WRITTEN INSTRUCTION:
Reproduce the lines from the one containing "- task-4-pair-1: [3, 121, 962, 189]" through the one containing "- sentence: Она вывела", both included, without any changes.

MATERIAL:
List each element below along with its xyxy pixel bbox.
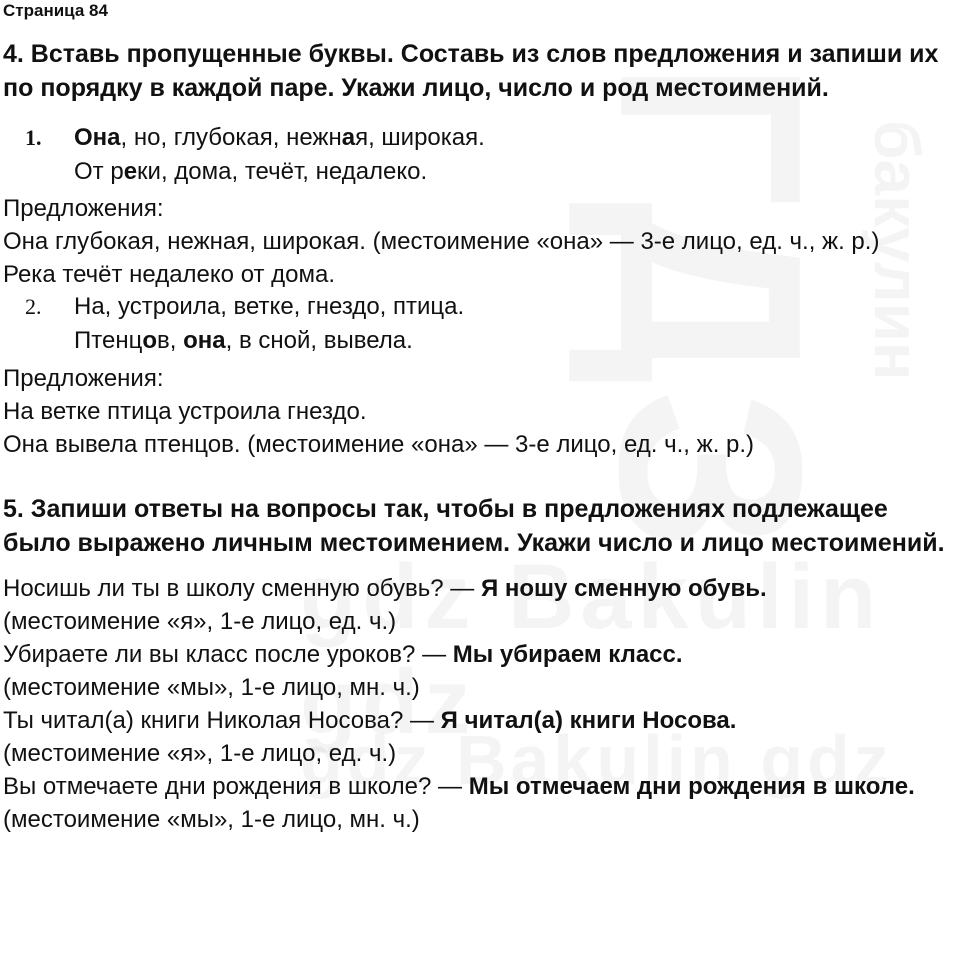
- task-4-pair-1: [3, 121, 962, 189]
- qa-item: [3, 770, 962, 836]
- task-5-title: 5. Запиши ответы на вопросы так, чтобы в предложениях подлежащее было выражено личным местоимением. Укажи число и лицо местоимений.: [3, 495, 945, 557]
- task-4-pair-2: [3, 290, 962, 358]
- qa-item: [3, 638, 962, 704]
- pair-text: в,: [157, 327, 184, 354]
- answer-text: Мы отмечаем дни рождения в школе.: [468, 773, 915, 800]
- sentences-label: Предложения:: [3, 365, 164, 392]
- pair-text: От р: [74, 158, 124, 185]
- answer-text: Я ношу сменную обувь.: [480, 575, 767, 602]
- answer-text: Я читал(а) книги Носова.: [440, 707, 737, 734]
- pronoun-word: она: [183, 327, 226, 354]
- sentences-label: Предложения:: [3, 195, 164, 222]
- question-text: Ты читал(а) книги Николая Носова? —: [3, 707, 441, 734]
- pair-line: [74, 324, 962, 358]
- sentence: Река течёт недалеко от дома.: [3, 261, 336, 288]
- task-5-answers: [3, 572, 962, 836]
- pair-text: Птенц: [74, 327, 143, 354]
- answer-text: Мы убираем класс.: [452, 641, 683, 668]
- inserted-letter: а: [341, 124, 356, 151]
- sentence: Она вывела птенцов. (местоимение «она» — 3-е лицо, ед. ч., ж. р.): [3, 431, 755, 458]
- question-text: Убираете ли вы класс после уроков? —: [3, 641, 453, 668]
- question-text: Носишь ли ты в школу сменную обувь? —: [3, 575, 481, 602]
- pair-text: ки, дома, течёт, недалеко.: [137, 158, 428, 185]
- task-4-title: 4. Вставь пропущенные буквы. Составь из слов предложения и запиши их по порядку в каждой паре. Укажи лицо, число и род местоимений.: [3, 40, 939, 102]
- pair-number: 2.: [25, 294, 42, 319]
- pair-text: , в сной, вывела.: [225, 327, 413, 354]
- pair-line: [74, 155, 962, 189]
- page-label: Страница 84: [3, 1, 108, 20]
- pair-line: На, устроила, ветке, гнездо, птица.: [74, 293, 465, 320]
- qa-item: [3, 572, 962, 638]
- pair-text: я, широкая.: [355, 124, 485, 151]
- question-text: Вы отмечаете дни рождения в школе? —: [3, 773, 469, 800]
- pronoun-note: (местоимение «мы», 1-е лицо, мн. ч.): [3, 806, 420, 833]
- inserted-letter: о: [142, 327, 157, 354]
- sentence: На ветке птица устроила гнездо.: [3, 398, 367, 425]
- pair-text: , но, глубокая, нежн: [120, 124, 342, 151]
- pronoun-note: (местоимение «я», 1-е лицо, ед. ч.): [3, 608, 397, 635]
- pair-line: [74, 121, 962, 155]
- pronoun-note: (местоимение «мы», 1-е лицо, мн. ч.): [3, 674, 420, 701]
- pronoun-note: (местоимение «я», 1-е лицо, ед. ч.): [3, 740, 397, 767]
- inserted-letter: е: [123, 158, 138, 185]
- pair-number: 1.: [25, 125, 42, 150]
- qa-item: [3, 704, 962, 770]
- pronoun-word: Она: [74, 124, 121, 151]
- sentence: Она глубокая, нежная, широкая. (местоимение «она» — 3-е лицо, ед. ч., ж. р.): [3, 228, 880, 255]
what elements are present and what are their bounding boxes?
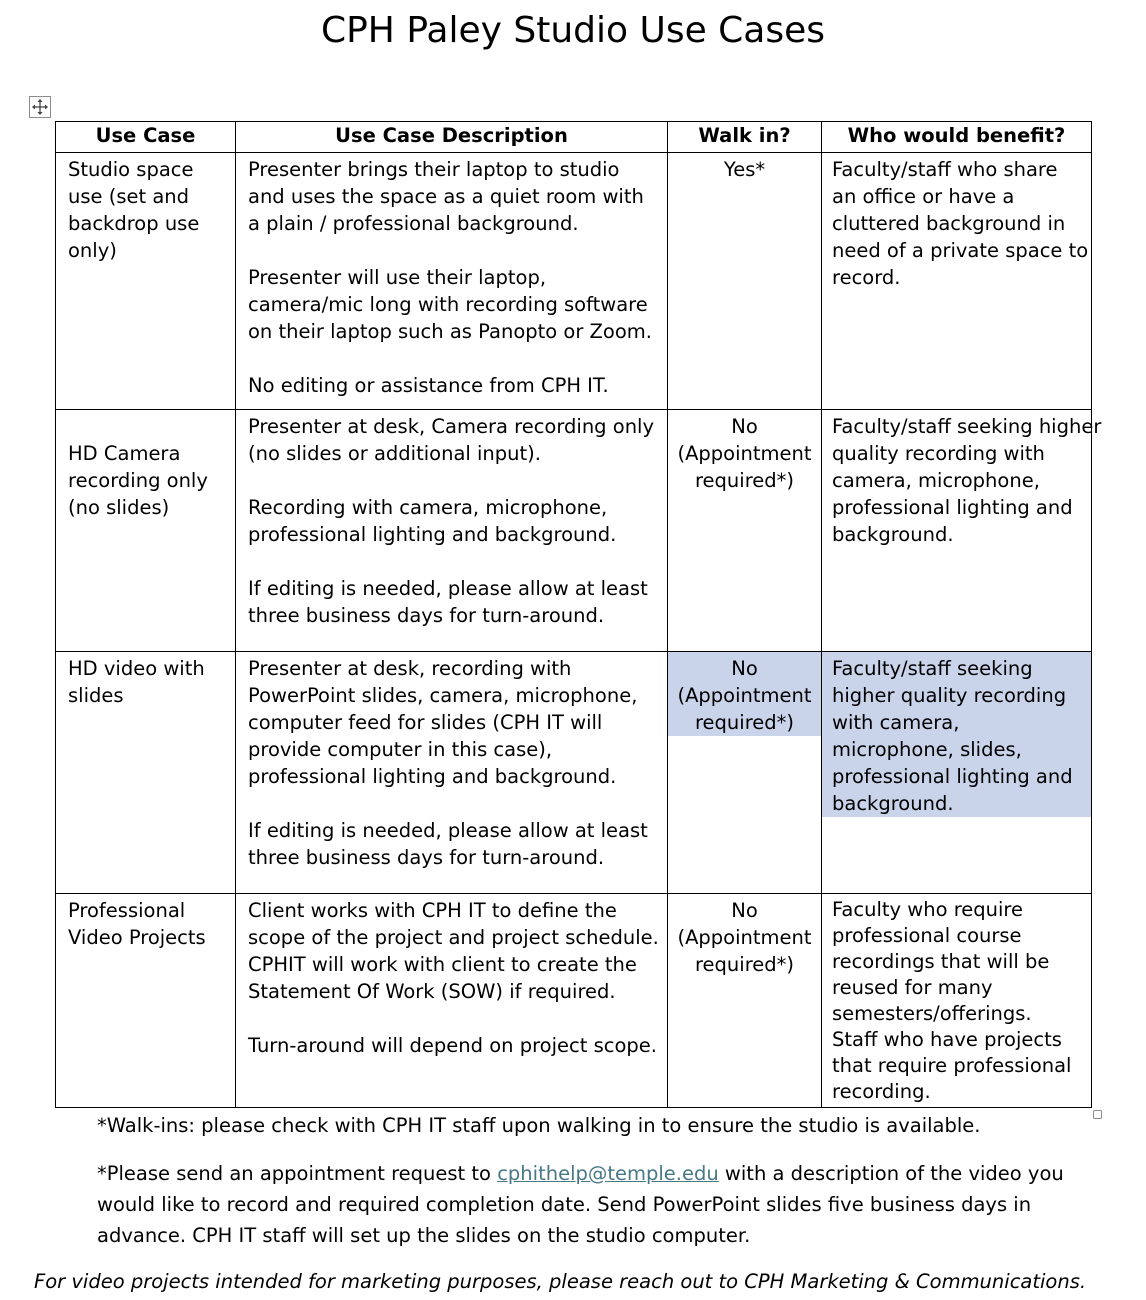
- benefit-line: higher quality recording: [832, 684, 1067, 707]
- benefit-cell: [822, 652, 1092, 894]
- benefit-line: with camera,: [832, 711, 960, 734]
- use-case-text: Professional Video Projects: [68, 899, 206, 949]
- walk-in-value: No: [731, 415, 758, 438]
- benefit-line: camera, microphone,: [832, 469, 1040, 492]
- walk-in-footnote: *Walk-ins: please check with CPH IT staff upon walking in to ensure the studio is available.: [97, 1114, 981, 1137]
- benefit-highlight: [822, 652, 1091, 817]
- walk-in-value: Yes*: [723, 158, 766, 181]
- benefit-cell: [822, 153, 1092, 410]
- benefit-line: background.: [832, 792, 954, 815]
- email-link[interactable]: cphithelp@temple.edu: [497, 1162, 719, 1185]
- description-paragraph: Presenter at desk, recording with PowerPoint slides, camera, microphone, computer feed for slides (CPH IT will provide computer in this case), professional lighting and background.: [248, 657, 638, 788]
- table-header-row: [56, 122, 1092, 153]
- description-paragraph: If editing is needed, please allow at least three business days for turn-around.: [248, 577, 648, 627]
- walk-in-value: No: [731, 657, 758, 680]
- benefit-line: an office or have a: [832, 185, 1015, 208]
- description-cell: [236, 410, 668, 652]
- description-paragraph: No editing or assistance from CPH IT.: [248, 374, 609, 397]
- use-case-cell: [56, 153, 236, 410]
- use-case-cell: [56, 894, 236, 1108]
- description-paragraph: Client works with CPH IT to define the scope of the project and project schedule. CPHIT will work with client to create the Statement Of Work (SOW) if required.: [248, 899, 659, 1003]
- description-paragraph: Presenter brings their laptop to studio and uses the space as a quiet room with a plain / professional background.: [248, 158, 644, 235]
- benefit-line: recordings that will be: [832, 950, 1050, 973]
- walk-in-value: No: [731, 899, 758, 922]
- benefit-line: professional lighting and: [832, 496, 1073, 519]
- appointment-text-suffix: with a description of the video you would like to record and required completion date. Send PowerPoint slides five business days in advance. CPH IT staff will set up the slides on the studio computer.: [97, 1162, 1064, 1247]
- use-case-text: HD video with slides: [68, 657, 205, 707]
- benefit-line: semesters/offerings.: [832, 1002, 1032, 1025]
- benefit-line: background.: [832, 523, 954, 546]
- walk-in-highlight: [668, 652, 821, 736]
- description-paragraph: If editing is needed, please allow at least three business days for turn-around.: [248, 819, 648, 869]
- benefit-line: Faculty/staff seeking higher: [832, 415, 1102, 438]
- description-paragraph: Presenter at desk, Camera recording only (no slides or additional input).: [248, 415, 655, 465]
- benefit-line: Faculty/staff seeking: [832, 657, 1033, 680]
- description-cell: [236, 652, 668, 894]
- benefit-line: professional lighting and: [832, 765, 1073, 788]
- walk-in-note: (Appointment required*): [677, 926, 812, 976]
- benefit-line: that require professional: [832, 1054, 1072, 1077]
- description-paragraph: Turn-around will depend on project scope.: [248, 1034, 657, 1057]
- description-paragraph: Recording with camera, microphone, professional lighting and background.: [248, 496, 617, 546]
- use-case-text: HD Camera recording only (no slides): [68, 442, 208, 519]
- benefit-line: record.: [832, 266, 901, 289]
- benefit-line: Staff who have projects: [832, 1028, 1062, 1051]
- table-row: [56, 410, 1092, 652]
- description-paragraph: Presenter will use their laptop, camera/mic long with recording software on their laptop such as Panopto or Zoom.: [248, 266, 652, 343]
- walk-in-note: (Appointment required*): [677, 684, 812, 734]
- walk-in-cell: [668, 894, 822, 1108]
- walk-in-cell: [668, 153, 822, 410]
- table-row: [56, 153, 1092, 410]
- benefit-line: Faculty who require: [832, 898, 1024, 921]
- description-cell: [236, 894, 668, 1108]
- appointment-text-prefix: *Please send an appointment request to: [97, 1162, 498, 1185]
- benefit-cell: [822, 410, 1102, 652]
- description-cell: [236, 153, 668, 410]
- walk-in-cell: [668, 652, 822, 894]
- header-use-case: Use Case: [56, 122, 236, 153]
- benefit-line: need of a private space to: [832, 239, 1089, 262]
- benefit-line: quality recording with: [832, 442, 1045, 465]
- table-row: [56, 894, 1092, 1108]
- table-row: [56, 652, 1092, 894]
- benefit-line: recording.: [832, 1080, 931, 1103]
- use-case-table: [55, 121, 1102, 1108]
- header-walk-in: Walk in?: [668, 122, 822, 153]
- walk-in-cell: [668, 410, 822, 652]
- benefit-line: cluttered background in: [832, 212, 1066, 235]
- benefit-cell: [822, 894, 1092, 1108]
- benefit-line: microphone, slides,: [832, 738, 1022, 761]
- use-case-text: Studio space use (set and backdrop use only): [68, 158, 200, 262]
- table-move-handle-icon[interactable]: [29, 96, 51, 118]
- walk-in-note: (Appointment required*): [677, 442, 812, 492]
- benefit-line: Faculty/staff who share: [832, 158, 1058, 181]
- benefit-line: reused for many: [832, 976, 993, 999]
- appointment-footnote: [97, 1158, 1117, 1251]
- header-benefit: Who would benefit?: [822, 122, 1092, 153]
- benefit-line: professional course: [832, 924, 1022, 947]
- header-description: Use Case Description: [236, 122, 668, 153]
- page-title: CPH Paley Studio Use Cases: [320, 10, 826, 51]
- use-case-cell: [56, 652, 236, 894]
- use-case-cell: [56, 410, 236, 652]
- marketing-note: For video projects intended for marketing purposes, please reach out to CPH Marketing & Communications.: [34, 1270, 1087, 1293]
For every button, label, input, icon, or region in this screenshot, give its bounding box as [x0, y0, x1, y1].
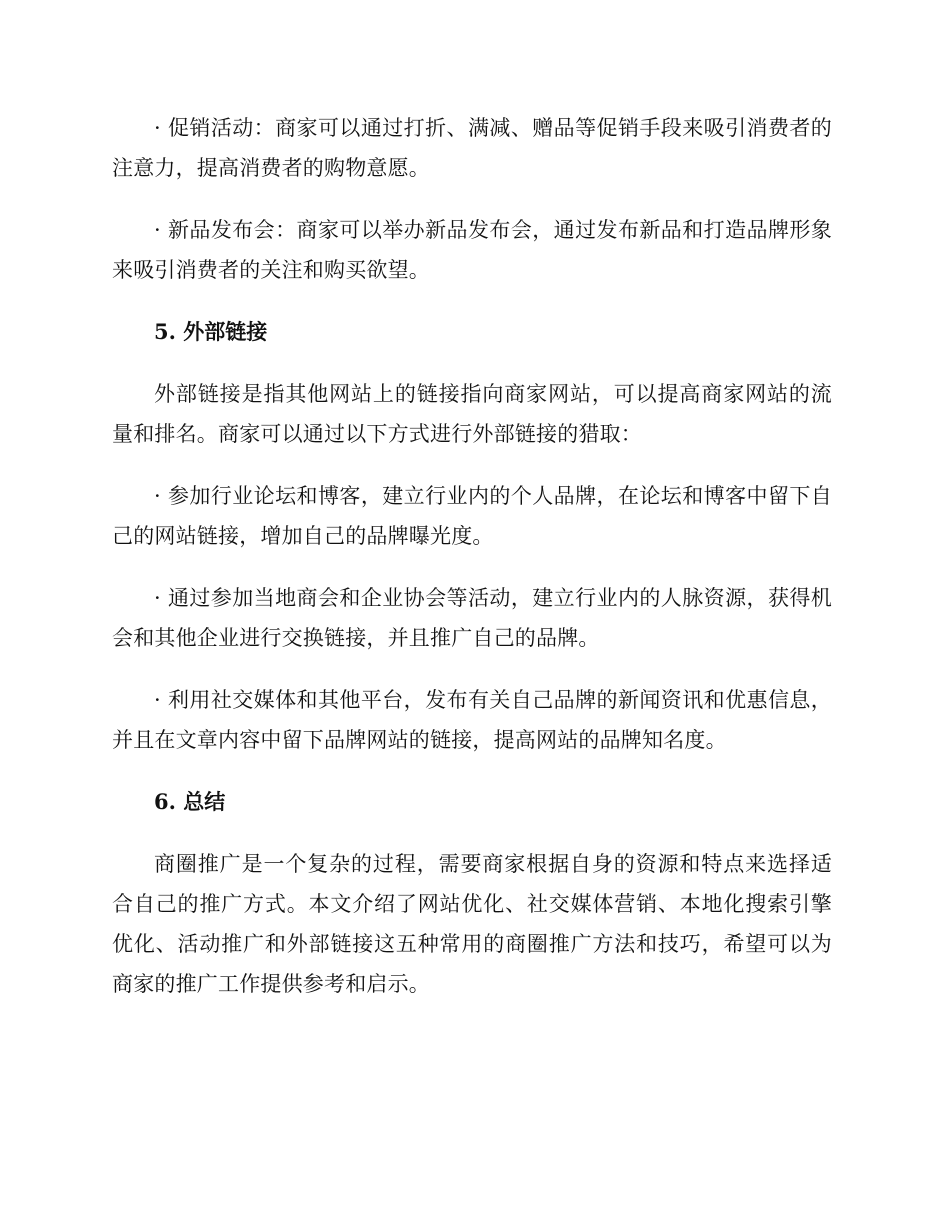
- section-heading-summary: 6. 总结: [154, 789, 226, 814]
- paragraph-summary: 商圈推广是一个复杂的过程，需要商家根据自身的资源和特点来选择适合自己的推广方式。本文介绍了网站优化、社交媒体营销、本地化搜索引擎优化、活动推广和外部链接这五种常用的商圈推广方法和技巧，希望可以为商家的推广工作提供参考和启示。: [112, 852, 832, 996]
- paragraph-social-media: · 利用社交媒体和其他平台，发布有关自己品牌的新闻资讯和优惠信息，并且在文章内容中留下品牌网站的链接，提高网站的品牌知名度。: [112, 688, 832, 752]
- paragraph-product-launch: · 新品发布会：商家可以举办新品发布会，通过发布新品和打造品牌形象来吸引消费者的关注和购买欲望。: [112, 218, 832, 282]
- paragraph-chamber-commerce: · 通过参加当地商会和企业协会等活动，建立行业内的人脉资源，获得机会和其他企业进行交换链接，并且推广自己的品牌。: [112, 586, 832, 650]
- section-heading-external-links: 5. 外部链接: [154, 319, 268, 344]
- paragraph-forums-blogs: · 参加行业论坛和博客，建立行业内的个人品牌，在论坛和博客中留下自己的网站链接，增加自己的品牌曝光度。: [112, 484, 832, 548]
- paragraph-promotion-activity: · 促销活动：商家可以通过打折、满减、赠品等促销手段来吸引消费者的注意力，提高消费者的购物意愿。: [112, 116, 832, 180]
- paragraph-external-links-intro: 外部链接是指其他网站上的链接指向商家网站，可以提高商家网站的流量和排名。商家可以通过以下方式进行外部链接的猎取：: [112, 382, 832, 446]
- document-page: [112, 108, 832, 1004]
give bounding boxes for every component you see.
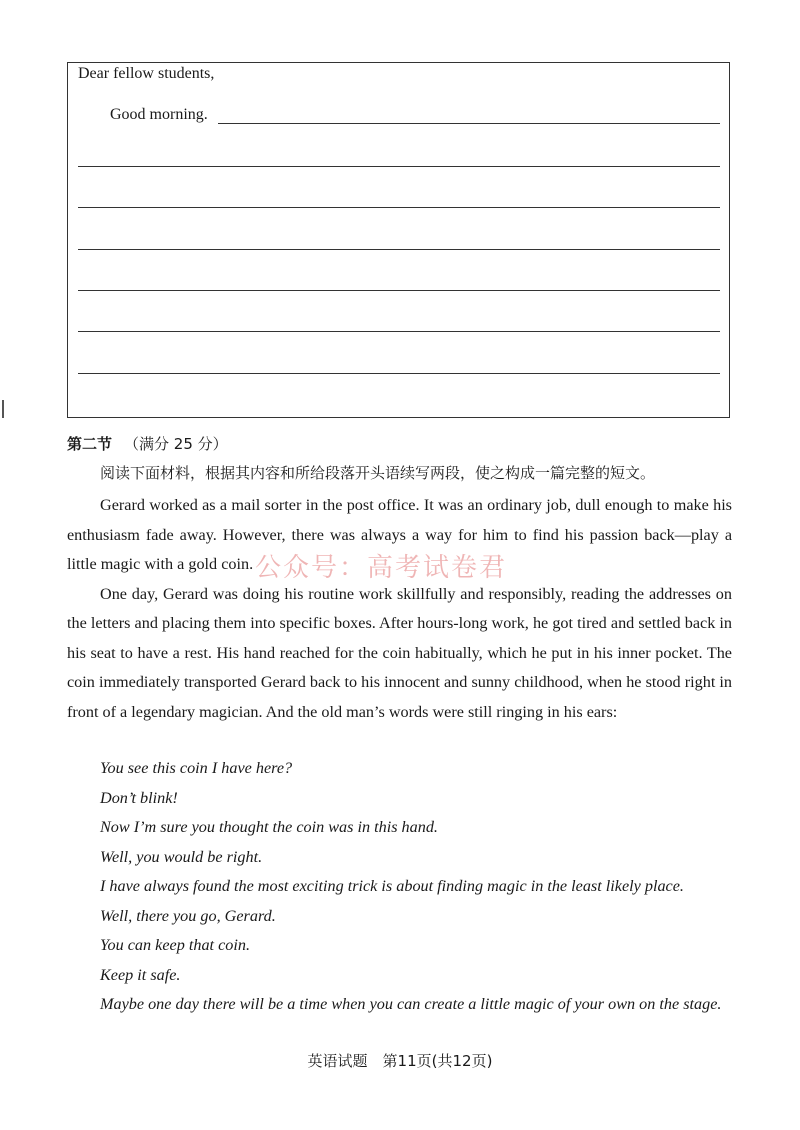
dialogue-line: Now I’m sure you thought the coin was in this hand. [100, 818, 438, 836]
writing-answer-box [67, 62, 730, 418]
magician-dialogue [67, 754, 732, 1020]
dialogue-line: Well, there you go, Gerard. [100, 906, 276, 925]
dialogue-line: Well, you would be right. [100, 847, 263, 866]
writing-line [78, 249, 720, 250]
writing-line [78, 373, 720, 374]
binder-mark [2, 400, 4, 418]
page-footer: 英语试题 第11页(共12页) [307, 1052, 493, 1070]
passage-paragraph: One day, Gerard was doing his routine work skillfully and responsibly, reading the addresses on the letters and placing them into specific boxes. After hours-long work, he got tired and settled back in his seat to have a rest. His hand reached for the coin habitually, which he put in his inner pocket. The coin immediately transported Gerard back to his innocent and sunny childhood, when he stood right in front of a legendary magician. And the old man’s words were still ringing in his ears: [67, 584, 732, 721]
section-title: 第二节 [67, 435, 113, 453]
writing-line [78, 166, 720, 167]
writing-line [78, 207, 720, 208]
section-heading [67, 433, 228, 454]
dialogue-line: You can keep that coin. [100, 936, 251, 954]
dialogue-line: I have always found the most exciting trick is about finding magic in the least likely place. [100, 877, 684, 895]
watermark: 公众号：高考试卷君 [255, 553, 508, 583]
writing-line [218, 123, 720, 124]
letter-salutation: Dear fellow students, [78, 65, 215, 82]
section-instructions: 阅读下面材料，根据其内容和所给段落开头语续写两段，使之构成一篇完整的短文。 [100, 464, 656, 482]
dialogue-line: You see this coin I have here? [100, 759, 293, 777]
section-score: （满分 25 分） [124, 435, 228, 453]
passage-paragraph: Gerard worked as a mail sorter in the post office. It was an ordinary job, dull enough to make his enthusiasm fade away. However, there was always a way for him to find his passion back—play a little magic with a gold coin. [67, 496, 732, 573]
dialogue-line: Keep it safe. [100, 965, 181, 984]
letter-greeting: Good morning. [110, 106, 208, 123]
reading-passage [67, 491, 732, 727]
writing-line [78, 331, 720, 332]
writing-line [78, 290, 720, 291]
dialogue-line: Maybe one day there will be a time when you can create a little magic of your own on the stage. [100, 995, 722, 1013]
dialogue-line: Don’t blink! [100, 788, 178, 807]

EXERCISE RESPONSE:
- task-4-pair-1: [3, 121, 962, 189]
- qa-item: [3, 770, 962, 836]
- task-5-title: 5. Запиши ответы на вопросы так, чтобы в предложениях подлежащее было выражено личным местоимением. Укажи число и лицо местоимений.: [3, 495, 945, 557]
- task-4-pair-2: [3, 290, 962, 358]
- qa-item: [3, 638, 962, 704]
- pair-text: в,: [157, 327, 184, 354]
- answer-text: Мы отмечаем дни рождения в школе.: [468, 773, 915, 800]
- sentences-label: Предложения:: [3, 365, 164, 392]
- pair-text: От р: [74, 158, 124, 185]
- answer-text: Я ношу сменную обувь.: [480, 575, 767, 602]
- answer-text: Я читал(а) книги Носова.: [440, 707, 737, 734]
- pronoun-word: она: [183, 327, 226, 354]
- sentences-label: Предложения:: [3, 195, 164, 222]
- question-text: Ты читал(а) книги Николая Носова? —: [3, 707, 441, 734]
- pair-line: [74, 324, 962, 358]
- sentence: Река течёт недалеко от дома.: [3, 261, 336, 288]
- task-5-answers: [3, 572, 962, 836]
- pair-text: Птенц: [74, 327, 143, 354]
- answer-text: Мы убираем класс.: [452, 641, 683, 668]
- inserted-letter: а: [341, 124, 356, 151]
- sentence: Она вывела птенцов. (местоимение «она» — 3-е лицо, ед. ч., ж. р.): [3, 431, 755, 458]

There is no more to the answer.